Written task => Keep every line where the word "Evaporation" appears; drop the rest.

Source material =>
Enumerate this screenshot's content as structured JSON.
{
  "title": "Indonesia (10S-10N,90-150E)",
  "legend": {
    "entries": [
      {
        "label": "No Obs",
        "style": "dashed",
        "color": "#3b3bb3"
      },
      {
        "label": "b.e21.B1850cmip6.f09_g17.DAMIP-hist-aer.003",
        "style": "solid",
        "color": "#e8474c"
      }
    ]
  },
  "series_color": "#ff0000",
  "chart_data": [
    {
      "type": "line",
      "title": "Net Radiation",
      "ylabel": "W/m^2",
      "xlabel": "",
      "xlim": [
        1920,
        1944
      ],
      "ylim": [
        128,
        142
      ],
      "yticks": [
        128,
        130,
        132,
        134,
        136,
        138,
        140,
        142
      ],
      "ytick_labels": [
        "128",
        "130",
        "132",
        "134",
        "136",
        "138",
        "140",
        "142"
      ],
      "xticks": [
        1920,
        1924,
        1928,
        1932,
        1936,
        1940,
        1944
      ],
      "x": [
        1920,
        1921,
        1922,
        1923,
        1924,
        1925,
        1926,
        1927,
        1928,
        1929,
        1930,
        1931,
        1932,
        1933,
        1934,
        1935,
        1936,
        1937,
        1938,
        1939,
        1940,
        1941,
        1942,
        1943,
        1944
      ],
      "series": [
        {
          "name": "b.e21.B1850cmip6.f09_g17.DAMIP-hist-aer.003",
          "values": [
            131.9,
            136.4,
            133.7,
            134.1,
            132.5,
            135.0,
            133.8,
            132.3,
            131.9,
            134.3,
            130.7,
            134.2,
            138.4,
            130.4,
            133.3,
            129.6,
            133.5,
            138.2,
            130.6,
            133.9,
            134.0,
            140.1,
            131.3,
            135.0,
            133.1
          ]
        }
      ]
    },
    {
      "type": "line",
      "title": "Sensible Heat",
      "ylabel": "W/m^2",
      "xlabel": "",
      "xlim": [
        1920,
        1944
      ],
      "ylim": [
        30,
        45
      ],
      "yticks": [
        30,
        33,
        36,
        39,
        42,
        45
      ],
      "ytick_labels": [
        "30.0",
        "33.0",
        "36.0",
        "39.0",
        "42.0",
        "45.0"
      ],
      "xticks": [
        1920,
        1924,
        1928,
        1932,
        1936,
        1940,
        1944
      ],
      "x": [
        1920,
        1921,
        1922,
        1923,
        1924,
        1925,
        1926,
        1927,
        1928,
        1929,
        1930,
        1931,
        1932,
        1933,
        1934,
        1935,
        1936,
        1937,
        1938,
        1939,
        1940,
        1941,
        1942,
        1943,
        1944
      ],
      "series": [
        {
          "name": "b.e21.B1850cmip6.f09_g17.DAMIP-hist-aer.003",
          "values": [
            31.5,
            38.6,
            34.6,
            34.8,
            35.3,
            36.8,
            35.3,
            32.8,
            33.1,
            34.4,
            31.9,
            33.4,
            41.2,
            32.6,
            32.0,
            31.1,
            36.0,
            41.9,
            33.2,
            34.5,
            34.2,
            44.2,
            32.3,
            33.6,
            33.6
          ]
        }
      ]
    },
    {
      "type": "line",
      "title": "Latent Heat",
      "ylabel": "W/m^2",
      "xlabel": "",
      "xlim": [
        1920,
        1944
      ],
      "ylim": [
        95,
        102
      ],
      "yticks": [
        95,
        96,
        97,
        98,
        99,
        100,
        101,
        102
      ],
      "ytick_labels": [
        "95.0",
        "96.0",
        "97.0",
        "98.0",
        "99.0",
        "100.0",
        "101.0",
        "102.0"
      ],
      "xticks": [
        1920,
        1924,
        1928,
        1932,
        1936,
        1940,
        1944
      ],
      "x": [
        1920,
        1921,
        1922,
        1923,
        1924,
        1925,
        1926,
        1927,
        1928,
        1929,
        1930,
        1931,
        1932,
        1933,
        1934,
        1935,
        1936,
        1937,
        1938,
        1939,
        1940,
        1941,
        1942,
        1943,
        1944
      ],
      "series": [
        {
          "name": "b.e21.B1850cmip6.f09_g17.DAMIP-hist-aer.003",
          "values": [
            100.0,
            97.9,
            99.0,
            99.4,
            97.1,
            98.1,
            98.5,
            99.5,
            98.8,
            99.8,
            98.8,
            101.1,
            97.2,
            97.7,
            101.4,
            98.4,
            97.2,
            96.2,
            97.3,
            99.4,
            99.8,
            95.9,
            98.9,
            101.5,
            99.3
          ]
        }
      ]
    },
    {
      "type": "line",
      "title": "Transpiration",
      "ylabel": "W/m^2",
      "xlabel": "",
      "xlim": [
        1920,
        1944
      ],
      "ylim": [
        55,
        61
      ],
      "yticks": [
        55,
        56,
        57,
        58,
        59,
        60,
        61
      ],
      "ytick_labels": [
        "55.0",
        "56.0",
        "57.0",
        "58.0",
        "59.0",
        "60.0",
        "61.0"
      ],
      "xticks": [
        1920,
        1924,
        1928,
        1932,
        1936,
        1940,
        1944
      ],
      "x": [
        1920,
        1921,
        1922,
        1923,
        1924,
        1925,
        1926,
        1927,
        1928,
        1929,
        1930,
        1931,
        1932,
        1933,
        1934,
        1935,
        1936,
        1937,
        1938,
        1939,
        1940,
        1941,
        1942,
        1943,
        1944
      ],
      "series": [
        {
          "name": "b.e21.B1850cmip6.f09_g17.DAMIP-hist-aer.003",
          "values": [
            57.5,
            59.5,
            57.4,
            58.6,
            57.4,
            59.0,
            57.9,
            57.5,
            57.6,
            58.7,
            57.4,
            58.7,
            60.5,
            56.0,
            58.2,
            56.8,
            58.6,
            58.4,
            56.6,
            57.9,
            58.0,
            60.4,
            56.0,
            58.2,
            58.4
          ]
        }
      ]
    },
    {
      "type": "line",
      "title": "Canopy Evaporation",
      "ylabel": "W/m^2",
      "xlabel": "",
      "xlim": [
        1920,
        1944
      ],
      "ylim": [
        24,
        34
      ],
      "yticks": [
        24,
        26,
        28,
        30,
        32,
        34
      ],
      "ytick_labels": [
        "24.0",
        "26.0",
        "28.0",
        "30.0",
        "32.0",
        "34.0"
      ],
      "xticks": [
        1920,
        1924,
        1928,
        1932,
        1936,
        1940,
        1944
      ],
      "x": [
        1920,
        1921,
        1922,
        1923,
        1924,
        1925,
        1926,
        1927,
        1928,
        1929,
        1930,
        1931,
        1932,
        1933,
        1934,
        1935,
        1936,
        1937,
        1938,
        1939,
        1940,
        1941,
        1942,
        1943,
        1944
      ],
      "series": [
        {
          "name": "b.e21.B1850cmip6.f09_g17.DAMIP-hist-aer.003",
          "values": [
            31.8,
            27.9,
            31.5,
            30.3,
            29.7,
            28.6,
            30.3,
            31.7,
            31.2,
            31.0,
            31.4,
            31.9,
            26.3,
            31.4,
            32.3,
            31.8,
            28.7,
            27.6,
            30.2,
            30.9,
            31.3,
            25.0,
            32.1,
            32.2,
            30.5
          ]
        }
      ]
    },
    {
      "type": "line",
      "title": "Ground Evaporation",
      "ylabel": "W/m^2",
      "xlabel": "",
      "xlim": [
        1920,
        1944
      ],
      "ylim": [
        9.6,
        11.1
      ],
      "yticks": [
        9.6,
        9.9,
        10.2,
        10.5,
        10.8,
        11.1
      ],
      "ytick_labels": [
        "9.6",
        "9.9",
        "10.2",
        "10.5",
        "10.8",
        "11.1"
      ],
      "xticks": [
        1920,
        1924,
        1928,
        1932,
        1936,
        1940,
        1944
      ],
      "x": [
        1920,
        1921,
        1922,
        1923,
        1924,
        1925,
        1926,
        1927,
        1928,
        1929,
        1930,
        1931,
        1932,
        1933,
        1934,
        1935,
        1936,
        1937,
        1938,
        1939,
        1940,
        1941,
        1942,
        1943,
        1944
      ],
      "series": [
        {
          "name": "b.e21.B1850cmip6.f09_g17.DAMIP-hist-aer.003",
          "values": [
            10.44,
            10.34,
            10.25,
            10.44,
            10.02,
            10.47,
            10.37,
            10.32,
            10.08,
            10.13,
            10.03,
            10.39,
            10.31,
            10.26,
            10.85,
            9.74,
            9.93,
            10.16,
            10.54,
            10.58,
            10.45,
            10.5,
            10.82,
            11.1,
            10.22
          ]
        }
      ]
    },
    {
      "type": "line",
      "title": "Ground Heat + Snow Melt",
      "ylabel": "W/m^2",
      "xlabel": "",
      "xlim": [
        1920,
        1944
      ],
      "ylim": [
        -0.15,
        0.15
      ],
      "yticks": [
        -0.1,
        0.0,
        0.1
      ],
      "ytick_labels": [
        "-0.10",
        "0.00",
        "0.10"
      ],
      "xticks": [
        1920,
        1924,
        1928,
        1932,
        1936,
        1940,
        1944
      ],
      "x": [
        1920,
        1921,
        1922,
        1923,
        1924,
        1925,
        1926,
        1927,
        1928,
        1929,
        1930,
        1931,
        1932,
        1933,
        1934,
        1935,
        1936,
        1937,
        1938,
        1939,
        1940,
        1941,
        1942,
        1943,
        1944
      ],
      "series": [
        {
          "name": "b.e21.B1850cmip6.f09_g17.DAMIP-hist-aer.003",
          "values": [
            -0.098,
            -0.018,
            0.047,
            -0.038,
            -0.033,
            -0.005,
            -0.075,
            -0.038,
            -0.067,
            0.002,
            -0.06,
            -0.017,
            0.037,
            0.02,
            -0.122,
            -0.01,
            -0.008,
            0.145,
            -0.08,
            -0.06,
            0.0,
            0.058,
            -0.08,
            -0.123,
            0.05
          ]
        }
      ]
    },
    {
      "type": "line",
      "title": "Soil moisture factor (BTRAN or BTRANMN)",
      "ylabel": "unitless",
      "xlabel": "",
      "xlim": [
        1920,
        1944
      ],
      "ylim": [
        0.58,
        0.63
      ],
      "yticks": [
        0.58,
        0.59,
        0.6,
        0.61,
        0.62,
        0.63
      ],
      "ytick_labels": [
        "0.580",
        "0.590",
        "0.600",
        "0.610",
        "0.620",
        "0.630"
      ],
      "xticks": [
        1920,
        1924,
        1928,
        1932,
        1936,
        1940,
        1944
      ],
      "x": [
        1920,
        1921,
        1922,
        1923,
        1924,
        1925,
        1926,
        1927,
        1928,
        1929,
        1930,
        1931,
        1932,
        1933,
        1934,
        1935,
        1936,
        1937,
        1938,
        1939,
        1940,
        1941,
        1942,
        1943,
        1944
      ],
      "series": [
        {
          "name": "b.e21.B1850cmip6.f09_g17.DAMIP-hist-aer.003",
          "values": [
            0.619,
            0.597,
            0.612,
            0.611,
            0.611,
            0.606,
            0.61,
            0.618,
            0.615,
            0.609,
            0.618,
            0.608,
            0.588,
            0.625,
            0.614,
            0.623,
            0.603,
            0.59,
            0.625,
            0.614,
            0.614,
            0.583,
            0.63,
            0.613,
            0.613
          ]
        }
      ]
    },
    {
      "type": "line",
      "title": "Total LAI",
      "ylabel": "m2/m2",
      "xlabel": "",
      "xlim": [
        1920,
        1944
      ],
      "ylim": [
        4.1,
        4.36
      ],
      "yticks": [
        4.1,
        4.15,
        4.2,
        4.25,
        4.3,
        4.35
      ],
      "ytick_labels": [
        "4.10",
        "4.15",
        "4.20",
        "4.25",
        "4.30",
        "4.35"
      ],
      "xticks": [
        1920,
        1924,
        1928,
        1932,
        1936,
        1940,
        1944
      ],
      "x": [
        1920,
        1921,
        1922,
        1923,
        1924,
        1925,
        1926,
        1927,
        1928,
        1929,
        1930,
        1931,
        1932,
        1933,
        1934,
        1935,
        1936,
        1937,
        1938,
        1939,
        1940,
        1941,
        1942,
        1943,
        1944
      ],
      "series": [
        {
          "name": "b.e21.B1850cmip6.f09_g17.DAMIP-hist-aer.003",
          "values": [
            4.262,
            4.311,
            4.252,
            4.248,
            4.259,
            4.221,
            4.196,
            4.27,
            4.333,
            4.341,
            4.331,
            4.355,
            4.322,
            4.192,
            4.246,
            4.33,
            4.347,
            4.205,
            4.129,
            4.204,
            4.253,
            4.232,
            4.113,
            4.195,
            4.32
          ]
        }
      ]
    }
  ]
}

Worked solution =>
      "title": "Canopy Evaporation",
      "title": "Ground Evaporation",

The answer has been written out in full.